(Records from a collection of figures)
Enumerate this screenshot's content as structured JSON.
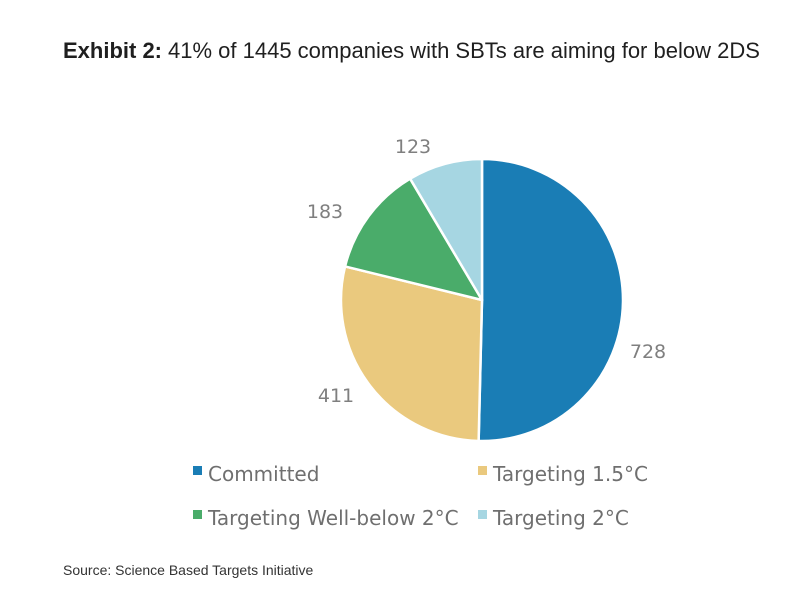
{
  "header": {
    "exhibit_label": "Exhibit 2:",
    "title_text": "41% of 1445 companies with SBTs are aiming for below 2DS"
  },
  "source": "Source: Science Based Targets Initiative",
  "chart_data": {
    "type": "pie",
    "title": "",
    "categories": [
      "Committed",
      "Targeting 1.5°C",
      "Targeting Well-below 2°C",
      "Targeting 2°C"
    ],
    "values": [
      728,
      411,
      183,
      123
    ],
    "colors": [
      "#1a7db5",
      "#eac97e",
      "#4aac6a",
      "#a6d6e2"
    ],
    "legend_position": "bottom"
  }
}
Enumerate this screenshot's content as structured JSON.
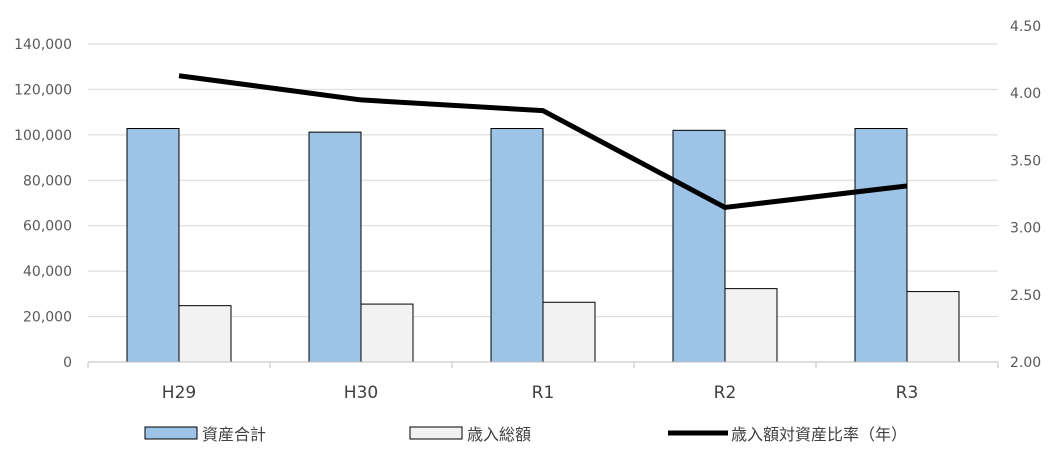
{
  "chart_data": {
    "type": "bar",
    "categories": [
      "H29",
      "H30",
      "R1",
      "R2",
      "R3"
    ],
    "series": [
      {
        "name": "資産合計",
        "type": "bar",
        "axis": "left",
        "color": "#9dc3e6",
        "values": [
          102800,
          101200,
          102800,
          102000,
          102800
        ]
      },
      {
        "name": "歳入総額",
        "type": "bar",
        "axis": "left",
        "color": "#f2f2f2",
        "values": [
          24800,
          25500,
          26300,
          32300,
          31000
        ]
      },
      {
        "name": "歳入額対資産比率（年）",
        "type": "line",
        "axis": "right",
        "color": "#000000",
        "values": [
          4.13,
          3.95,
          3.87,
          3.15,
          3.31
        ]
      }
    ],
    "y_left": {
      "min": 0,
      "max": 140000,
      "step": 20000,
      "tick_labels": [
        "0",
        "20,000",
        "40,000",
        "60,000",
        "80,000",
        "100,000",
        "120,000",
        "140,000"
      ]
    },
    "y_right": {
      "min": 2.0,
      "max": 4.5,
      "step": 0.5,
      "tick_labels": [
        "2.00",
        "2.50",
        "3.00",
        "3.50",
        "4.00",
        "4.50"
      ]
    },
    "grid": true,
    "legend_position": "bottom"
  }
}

--

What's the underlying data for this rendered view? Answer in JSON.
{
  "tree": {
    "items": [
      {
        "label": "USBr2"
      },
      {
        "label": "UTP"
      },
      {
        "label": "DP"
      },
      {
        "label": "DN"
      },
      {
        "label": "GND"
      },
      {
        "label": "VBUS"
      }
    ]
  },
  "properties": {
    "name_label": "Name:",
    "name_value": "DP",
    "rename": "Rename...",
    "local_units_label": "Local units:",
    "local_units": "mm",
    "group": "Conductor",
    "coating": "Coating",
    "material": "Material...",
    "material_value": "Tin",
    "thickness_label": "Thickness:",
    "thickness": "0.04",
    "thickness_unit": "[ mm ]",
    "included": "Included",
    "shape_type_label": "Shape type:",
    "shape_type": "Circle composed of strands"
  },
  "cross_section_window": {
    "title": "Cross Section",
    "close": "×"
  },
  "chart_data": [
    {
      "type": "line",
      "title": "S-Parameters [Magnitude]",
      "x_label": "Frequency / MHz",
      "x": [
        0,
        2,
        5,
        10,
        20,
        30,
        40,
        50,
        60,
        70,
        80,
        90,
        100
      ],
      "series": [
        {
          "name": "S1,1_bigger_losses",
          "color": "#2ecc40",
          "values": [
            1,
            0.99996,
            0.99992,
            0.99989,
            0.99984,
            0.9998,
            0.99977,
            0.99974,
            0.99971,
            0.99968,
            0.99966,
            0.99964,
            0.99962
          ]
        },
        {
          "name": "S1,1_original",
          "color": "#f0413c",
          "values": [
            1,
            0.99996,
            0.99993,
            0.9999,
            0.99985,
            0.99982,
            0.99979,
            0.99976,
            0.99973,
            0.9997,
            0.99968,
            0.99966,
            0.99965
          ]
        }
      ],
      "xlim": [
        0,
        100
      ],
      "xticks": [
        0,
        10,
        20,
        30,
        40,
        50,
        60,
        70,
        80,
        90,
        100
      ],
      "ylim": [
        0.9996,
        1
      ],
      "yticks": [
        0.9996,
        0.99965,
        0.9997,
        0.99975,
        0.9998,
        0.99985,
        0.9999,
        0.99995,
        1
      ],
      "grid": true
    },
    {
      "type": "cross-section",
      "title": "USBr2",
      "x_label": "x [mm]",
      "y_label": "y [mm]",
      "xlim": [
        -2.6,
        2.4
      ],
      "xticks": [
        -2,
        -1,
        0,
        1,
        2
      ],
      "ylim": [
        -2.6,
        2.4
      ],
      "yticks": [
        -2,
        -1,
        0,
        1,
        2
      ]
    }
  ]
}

---

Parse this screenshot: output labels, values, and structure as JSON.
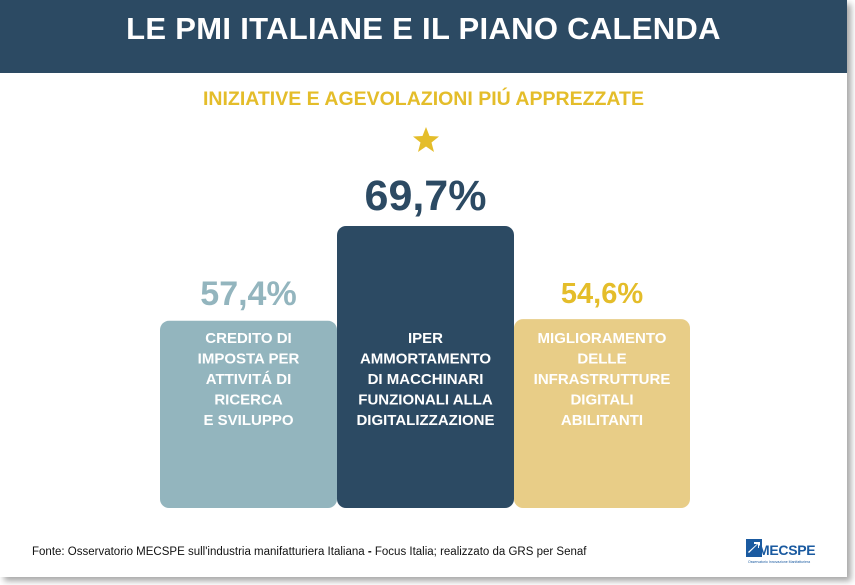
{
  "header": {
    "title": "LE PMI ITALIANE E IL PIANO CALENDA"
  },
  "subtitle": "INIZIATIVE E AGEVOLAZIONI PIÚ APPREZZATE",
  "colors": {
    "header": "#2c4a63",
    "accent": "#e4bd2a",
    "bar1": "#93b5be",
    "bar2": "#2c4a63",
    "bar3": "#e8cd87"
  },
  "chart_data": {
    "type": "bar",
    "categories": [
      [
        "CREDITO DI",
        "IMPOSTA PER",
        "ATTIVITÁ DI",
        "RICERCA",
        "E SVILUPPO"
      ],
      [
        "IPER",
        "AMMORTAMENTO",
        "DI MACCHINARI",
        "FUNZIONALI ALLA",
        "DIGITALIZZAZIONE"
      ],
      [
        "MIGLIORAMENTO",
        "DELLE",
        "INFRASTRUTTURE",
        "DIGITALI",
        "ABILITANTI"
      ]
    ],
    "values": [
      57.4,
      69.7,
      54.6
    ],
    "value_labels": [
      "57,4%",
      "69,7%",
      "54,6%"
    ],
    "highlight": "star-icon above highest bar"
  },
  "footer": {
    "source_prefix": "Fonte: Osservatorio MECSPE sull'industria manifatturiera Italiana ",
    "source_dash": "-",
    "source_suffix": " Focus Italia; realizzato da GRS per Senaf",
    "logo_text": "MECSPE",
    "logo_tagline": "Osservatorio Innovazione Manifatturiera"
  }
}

◆ Job: Copy each line of the listing that holds the word "MECSPE".

◆ Correct answer:
    "source_prefix": "Fonte: Osservatorio MECSPE sull'industria manifatturiera Italiana ",
    "logo_text": "MECSPE",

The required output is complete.